[Saved data entries]
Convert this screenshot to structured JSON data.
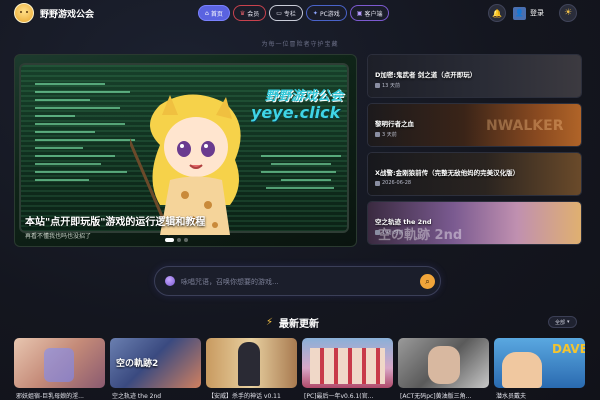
{
  "header": {
    "brand": "野野游戏公会",
    "nav": [
      {
        "label": "首页",
        "icon": "home-icon"
      },
      {
        "label": "会员",
        "icon": "crown-icon"
      },
      {
        "label": "专栏",
        "icon": "column-icon"
      },
      {
        "label": "PC游戏",
        "icon": "gamepad-icon"
      },
      {
        "label": "客户端",
        "icon": "client-icon"
      }
    ],
    "login_label": "登录"
  },
  "tagline": "为每一位冒险者守护宝藏",
  "hero": {
    "watermark_line1": "野野游戏公会",
    "watermark_line2": "yeye.click",
    "title": "本站\"点开即玩版\"游戏的运行逻辑和教程",
    "subtitle": "再看不懂我也吗也没招了"
  },
  "side_items": [
    {
      "title": "D加密:鬼武者 剑之道（点开即玩）",
      "date": "13 天前"
    },
    {
      "title": "黎明行者之血",
      "date": "3 天前"
    },
    {
      "title": "X战警:金刚狼前传（完整无敌他妈的完美汉化版）",
      "date": "2026-06-28"
    },
    {
      "title": "空之轨迹 the 2nd",
      "date": "19小时前"
    }
  ],
  "search": {
    "placeholder": "咏唱咒语，召唤你想要的游戏..."
  },
  "latest": {
    "title": "最新更新",
    "all_label": "全部",
    "cards": [
      {
        "title": "邪妖姐宿-巨乳母娘的淫..."
      },
      {
        "title": "空之轨迹 the 2nd"
      },
      {
        "title": "【安威】杀手的神话 v0.11"
      },
      {
        "title": "[PC]最后一年v0.6.1(官..."
      },
      {
        "title": "[ACT无码pc]黄油版三角..."
      },
      {
        "title": "潜水员戴夫"
      }
    ]
  },
  "colors": {
    "accent": "#5a63e0",
    "search_go": "#f1a53a",
    "bolt": "#f7c344"
  }
}
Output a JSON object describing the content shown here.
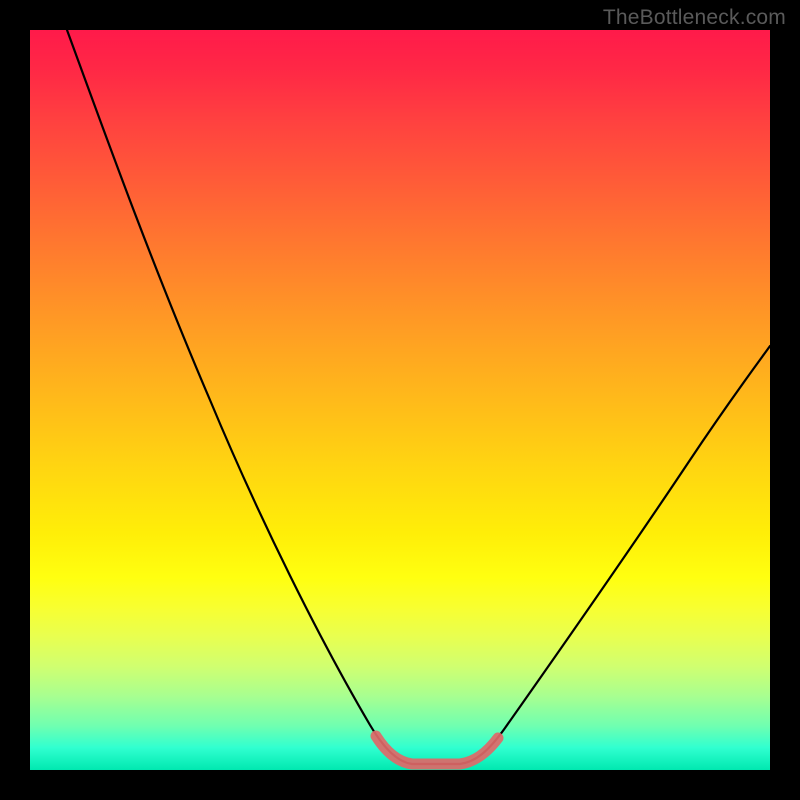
{
  "watermark": "TheBottleneck.com",
  "chart_data": {
    "type": "line",
    "title": "",
    "xlabel": "",
    "ylabel": "",
    "x_range": [
      0,
      100
    ],
    "y_range": [
      0,
      100
    ],
    "series": [
      {
        "name": "curve",
        "color": "#000000",
        "points": [
          {
            "x": 5,
            "y": 100
          },
          {
            "x": 12,
            "y": 82
          },
          {
            "x": 20,
            "y": 62
          },
          {
            "x": 28,
            "y": 44
          },
          {
            "x": 36,
            "y": 26
          },
          {
            "x": 44,
            "y": 10
          },
          {
            "x": 48,
            "y": 3
          },
          {
            "x": 52,
            "y": 0.5
          },
          {
            "x": 58,
            "y": 0.5
          },
          {
            "x": 62,
            "y": 2
          },
          {
            "x": 66,
            "y": 6
          },
          {
            "x": 74,
            "y": 18
          },
          {
            "x": 82,
            "y": 30
          },
          {
            "x": 90,
            "y": 42
          },
          {
            "x": 100,
            "y": 56
          }
        ]
      },
      {
        "name": "bottom-highlight",
        "color": "#e46a6a",
        "points": [
          {
            "x": 47,
            "y": 4
          },
          {
            "x": 50,
            "y": 1
          },
          {
            "x": 54,
            "y": 0.5
          },
          {
            "x": 58,
            "y": 0.5
          },
          {
            "x": 61,
            "y": 2
          },
          {
            "x": 63,
            "y": 4
          }
        ]
      }
    ],
    "background_gradient": {
      "top_color": "#ff1a4a",
      "bottom_color": "#00e8b0",
      "type": "vertical",
      "description": "red-orange-yellow-green heat gradient"
    }
  }
}
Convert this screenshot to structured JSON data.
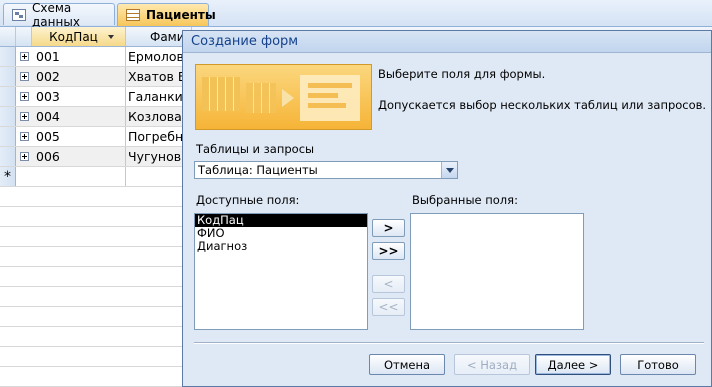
{
  "tabs": [
    {
      "label": "Схема данных",
      "icon": "relationships-icon"
    },
    {
      "label": "Пациенты",
      "icon": "table-icon"
    }
  ],
  "datasheet": {
    "columns": [
      "КодПац",
      "Фами"
    ],
    "rows": [
      {
        "kod": "001",
        "fio": "Ермолов"
      },
      {
        "kod": "002",
        "fio": "Хватов В"
      },
      {
        "kod": "003",
        "fio": "Галанкин"
      },
      {
        "kod": "004",
        "fio": "Козлова"
      },
      {
        "kod": "005",
        "fio": "Погребн"
      },
      {
        "kod": "006",
        "fio": "Чугунов"
      }
    ],
    "new_row_marker": "*"
  },
  "wizard": {
    "title": "Создание форм",
    "prompt": "Выберите поля для формы.",
    "hint": "Допускается выбор нескольких таблиц или запросов.",
    "tables_label": "Таблицы и запросы",
    "tables_value": "Таблица: Пациенты",
    "available_label": "Доступные поля:",
    "selected_label": "Выбранные поля:",
    "available_fields": [
      "КодПац",
      "ФИО",
      "Диагноз"
    ],
    "selected_field_index": 0,
    "selected_fields": [],
    "move_buttons": {
      "one": ">",
      "all": ">>",
      "back_one": "<",
      "back_all": "<<"
    },
    "buttons": {
      "cancel": "Отмена",
      "back": "< Назад",
      "next": "Далее >",
      "finish": "Готово"
    }
  }
}
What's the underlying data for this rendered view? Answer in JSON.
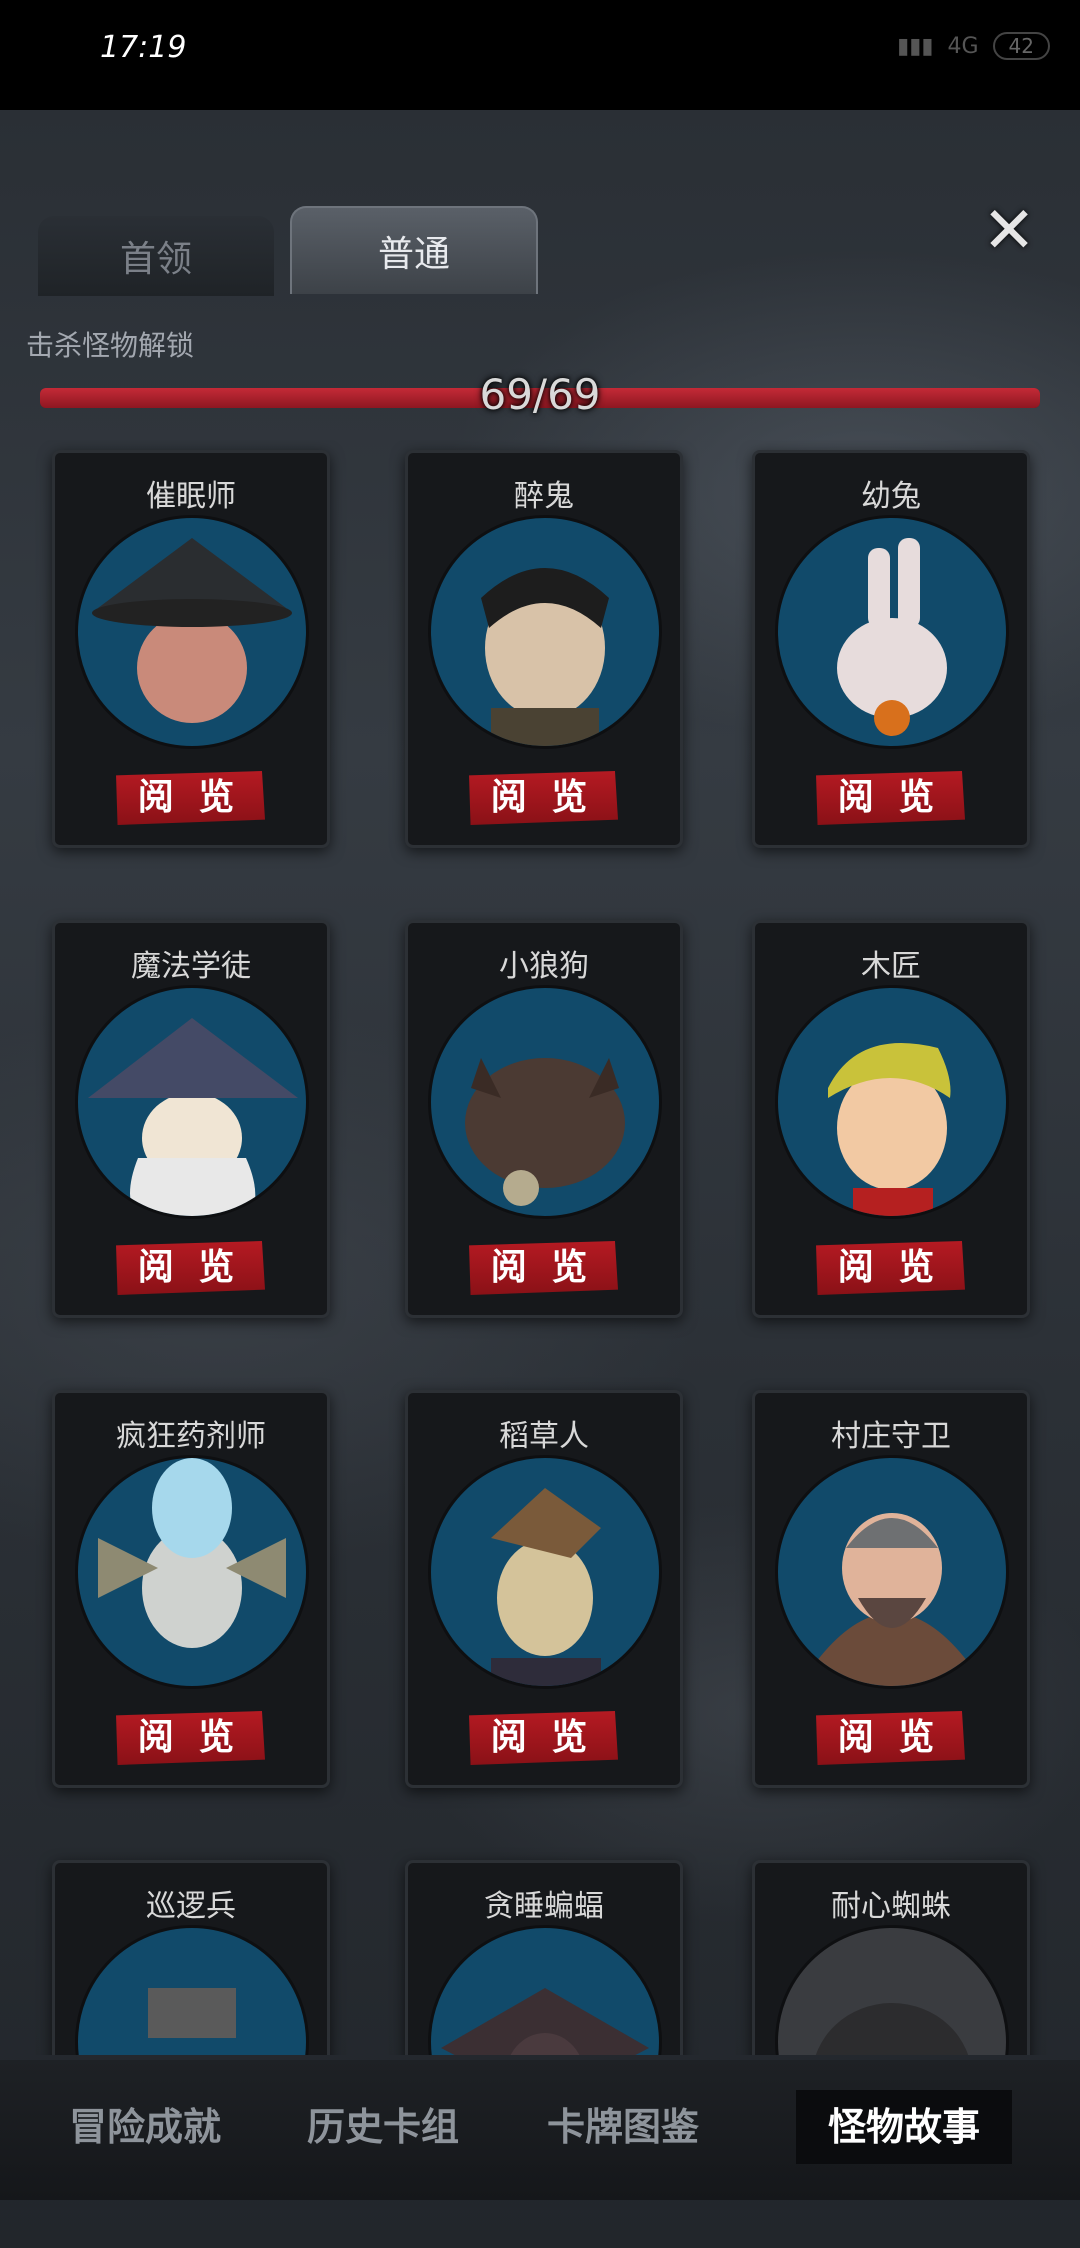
{
  "status_bar": {
    "time": "17:19",
    "network": "4G",
    "battery": "42"
  },
  "tabs": [
    {
      "label": "首领",
      "active": false
    },
    {
      "label": "普通",
      "active": true
    }
  ],
  "close_icon": "close-icon",
  "unlock": {
    "label": "击杀怪物解锁",
    "progress_text": "69/69",
    "unlocked": 69,
    "total": 69
  },
  "read_label": "阅 览",
  "cards": [
    {
      "name": "催眠师"
    },
    {
      "name": "醉鬼"
    },
    {
      "name": "幼兔"
    },
    {
      "name": "魔法学徒"
    },
    {
      "name": "小狼狗"
    },
    {
      "name": "木匠"
    },
    {
      "name": "疯狂药剂师"
    },
    {
      "name": "稻草人"
    },
    {
      "name": "村庄守卫"
    },
    {
      "name": "巡逻兵"
    },
    {
      "name": "贪睡蝙蝠"
    },
    {
      "name": "耐心蜘蛛"
    }
  ],
  "bottom_nav": [
    {
      "label": "冒险成就",
      "active": false
    },
    {
      "label": "历史卡组",
      "active": false
    },
    {
      "label": "卡牌图鉴",
      "active": false
    },
    {
      "label": "怪物故事",
      "active": true
    }
  ],
  "colors": {
    "accent_red": "#b51a22",
    "portrait_bg": "#114a6a",
    "active_tab": "#5a6068"
  }
}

## DIRECTION
Search the data for the word "date" and copy each line where it appears.

## RESULT BELOW
      "date": "13 天前"
      "date": "3 天前"
      "date": "2026-06-28"
      "date": "19小时前"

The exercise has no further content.